> **Aufgabenstellung**
Schreibe den Teil des Textes zum Reha-Management, der mit den Worten "In einer nicht" beginnt und mit "Reha-Verlauf positiv aus." endet, noch einmal ab. Tausche dabei "Arbeitgeber" gegen "Betriebsarzt" aus.

***** Lesetext *****

In einer nicht unerheblichen Anzahl von Fällen kann von Anbeginn an eine konkrete Aussage zur Notwendigkeit von Leistungen zur Teilhabe am Arbeitsleben nicht gemacht werden. Lässt der Reha-Verlauf jedoch vermuten, dass Probleme bei der beruflichen Wiedereingliederung auftreten können, läuft auch hier das besondere Reha-Management an.

Gerade in dieser Fallgruppe wird angestrebt, den Arbeitgeber frühzeitig in das Reha-Verfahren einzubeziehen, weil wegen fehlender Planungssicherheit ein Verlust des Arbeitsplatzes drohen könnte. Diese Maßnahmen zur Aufrechterhaltung des alten Arbeitsplatzes wirken sich auf den Reha-Verlauf positiv aus.

***** Bereitgestelltes Material *****

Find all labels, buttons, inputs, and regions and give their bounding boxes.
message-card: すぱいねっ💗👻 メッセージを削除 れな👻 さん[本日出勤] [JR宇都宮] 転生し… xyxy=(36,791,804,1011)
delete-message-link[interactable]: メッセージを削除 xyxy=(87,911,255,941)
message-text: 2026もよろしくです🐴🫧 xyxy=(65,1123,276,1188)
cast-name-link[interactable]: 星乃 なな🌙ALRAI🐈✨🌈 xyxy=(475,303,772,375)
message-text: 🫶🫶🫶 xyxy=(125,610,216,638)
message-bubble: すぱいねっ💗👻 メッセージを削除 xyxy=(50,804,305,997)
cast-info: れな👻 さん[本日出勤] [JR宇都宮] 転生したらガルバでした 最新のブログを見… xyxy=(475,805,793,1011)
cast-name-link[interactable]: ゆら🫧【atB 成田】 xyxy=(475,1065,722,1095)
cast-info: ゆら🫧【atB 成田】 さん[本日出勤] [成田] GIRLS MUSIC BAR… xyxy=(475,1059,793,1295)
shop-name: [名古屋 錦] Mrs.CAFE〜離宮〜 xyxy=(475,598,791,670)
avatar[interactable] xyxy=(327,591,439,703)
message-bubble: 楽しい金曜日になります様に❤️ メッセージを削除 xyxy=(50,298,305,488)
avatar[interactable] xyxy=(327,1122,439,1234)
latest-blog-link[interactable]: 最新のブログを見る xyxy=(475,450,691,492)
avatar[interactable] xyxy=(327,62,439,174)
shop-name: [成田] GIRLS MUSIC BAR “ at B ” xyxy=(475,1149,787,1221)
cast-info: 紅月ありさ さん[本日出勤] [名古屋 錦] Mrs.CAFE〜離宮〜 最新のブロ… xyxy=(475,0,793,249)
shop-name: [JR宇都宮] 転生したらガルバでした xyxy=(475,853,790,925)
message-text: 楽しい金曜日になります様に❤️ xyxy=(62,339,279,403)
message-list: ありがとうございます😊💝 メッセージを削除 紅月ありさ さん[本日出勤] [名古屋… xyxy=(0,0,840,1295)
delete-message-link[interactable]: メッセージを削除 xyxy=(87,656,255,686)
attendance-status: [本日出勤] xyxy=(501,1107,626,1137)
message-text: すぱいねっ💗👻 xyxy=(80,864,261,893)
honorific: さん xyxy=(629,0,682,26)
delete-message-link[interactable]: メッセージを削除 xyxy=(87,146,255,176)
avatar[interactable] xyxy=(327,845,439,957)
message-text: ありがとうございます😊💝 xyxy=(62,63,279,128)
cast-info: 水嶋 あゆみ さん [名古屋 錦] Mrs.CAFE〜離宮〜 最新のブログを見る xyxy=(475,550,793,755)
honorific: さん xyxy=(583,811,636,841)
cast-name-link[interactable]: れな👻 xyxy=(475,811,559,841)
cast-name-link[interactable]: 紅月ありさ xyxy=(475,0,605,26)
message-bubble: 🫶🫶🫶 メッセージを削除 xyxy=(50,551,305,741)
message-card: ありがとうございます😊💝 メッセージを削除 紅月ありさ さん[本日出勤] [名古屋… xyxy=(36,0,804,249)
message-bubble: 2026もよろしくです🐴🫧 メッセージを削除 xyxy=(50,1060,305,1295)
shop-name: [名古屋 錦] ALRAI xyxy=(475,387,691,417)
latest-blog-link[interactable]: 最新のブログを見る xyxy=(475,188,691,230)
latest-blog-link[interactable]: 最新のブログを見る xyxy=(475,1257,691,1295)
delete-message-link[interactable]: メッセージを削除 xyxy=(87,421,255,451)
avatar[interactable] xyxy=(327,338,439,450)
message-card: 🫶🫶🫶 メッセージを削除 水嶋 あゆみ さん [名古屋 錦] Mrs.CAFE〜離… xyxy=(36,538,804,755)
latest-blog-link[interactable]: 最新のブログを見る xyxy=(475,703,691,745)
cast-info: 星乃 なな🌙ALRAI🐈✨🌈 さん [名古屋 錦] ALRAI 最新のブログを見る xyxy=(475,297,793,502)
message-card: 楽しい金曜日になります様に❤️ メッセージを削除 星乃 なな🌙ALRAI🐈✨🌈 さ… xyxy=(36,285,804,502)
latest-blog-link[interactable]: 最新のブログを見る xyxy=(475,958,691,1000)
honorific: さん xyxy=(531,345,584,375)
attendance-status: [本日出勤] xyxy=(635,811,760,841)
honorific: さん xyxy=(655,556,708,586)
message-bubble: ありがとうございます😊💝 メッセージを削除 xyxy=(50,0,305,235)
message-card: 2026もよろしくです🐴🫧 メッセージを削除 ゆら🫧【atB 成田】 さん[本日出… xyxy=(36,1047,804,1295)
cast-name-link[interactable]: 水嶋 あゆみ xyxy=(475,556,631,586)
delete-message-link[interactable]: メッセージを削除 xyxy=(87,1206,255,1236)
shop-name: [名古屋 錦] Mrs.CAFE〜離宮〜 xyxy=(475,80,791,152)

*****

> **Lösung**
In einer nicht unerheblichen Anzahl von Fällen kann von Anbeginn an eine konkrete Aussage zur Notwendigkeit von Leistungen zur Teilhabe am Arbeitsleben nicht gemacht werden. Lässt der Reha-Verlauf jedoch vermuten, dass Probleme bei der beruflichen Wiedereingliederung auftreten können, läuft auch hier das besondere Reha-Management an.

Gerade in dieser Fallgruppe wird angestrebt, den Betriebsarzt frühzeitig in das Reha-Verfahren einzubeziehen, weil wegen fehlender Planungssicherheit ein Verlust des Arbeitsplatzes drohen könnte. Diese Maßnahmen zur Aufrechterhaltung des alten Arbeitsplatzes wirken sich auf den Reha-Verlauf positiv aus.